[Collection entries]
***

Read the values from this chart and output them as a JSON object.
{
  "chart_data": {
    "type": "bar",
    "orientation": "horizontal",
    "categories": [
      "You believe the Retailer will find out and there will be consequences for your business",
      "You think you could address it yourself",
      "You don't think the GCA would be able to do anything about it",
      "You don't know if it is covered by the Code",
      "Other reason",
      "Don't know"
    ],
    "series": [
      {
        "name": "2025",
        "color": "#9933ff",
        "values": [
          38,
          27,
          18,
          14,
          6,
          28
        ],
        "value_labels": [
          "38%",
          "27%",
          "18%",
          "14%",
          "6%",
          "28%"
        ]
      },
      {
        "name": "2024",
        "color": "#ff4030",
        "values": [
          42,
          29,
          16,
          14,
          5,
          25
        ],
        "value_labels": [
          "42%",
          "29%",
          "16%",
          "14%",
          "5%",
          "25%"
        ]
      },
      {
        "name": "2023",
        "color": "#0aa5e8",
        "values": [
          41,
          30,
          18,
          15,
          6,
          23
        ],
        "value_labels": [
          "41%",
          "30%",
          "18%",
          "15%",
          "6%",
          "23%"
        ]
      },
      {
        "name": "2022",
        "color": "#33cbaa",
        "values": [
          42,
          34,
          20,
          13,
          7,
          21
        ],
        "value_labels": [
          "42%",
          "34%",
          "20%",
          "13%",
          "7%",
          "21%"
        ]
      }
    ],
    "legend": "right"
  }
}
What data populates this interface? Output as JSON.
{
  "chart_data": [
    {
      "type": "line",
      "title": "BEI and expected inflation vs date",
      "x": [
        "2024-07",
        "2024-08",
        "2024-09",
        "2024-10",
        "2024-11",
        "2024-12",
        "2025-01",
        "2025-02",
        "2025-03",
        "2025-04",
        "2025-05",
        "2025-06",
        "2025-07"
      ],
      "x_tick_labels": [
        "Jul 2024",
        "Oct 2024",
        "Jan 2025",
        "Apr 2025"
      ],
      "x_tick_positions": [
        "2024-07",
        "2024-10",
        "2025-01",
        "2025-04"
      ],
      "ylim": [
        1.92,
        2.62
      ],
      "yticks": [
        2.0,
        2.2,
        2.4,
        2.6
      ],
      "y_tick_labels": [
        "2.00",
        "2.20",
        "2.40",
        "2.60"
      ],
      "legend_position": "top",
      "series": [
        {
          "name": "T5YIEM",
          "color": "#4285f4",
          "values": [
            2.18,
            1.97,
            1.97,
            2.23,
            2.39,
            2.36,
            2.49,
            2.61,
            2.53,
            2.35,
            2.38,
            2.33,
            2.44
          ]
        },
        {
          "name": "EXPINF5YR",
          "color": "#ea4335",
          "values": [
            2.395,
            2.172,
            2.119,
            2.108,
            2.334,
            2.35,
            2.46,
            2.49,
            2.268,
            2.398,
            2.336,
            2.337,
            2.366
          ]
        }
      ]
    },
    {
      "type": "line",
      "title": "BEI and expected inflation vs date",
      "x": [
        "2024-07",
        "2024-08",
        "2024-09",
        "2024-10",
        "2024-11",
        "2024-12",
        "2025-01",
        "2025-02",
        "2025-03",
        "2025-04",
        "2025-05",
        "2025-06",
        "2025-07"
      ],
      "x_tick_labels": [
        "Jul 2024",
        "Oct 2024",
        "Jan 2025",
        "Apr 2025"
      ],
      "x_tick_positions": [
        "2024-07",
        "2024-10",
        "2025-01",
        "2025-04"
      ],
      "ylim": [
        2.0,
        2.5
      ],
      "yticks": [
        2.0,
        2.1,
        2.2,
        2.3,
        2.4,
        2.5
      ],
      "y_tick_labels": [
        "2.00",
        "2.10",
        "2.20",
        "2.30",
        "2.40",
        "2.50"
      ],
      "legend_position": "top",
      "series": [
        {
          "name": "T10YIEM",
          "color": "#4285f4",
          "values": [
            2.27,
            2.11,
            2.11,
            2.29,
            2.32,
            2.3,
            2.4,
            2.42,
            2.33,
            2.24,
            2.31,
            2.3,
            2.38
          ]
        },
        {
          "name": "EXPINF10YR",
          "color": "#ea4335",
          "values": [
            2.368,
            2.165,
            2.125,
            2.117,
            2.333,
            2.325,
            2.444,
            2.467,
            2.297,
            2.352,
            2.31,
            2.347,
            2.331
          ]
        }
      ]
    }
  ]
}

***

**PROBLEM TO SOLVE**
Repeat every line of the material exactly as given.

**EXERCISE SOLUTION**
Read the values from this chart and output them as a JSON object.
{
  "chart_data": {
    "type": "bar",
    "orientation": "horizontal",
    "categories": [
      "You believe the Retailer will find out and there will be consequences for your business",
      "You think you could address it yourself",
      "You don't think the GCA would be able to do anything about it",
      "You don't know if it is covered by the Code",
      "Other reason",
      "Don't know"
    ],
    "series": [
      {
        "name": "2025",
        "color": "#9933ff",
        "values": [
          38,
          27,
          18,
          14,
          6,
          28
        ],
        "value_labels": [
          "38%",
          "27%",
          "18%",
          "14%",
          "6%",
          "28%"
        ]
      },
      {
        "name": "2024",
        "color": "#ff4030",
        "values": [
          42,
          29,
          16,
          14,
          5,
          25
        ],
        "value_labels": [
          "42%",
          "29%",
          "16%",
          "14%",
          "5%",
          "25%"
        ]
      },
      {
        "name": "2023",
        "color": "#0aa5e8",
        "values": [
          41,
          30,
          18,
          15,
          6,
          23
        ],
        "value_labels": [
          "41%",
          "30%",
          "18%",
          "15%",
          "6%",
          "23%"
        ]
      },
      {
        "name": "2022",
        "color": "#33cbaa",
        "values": [
          42,
          34,
          20,
          13,
          7,
          21
        ],
        "value_labels": [
          "42%",
          "34%",
          "20%",
          "13%",
          "7%",
          "21%"
        ]
      }
    ],
    "legend": "right"
  }
}
What data populates this interface? Output as JSON.
{
  "chart_data": [
    {
      "type": "line",
      "title": "BEI and expected inflation vs date",
      "x": [
        "2024-07",
        "2024-08",
        "2024-09",
        "2024-10",
        "2024-11",
        "2024-12",
        "2025-01",
        "2025-02",
        "2025-03",
        "2025-04",
        "2025-05",
        "2025-06",
        "2025-07"
      ],
      "x_tick_labels": [
        "Jul 2024",
        "Oct 2024",
        "Jan 2025",
        "Apr 2025"
      ],
      "x_tick_positions": [
        "2024-07",
        "2024-10",
        "2025-01",
        "2025-04"
      ],
      "ylim": [
        1.92,
        2.62
      ],
      "yticks": [
        2.0,
        2.2,
        2.4,
        2.6
      ],
      "y_tick_labels": [
        "2.00",
        "2.20",
        "2.40",
        "2.60"
      ],
      "legend_position": "top",
      "series": [
        {
          "name": "T5YIEM",
          "color": "#4285f4",
          "values": [
            2.18,
            1.97,
            1.97,
            2.23,
            2.39,
            2.36,
            2.49,
            2.61,
            2.53,
            2.35,
            2.38,
            2.33,
            2.44
          ]
        },
        {
          "name": "EXPINF5YR",
          "color": "#ea4335",
          "values": [
            2.395,
            2.172,
            2.119,
            2.108,
            2.334,
            2.35,
            2.46,
            2.49,
            2.268,
            2.398,
            2.336,
            2.337,
            2.366
          ]
        }
      ]
    },
    {
      "type": "line",
      "title": "BEI and expected inflation vs date",
      "x": [
        "2024-07",
        "2024-08",
        "2024-09",
        "2024-10",
        "2024-11",
        "2024-12",
        "2025-01",
        "2025-02",
        "2025-03",
        "2025-04",
        "2025-05",
        "2025-06",
        "2025-07"
      ],
      "x_tick_labels": [
        "Jul 2024",
        "Oct 2024",
        "Jan 2025",
        "Apr 2025"
      ],
      "x_tick_positions": [
        "2024-07",
        "2024-10",
        "2025-01",
        "2025-04"
      ],
      "ylim": [
        2.0,
        2.5
      ],
      "yticks": [
        2.0,
        2.1,
        2.2,
        2.3,
        2.4,
        2.5
      ],
      "y_tick_labels": [
        "2.00",
        "2.10",
        "2.20",
        "2.30",
        "2.40",
        "2.50"
      ],
      "legend_position": "top",
      "series": [
        {
          "name": "T10YIEM",
          "color": "#4285f4",
          "values": [
            2.27,
            2.11,
            2.11,
            2.29,
            2.32,
            2.3,
            2.4,
            2.42,
            2.33,
            2.24,
            2.31,
            2.3,
            2.38
          ]
        },
        {
          "name": "EXPINF10YR",
          "color": "#ea4335",
          "values": [
            2.368,
            2.165,
            2.125,
            2.117,
            2.333,
            2.325,
            2.444,
            2.467,
            2.297,
            2.352,
            2.31,
            2.347,
            2.331
          ]
        }
      ]
    }
  ]
}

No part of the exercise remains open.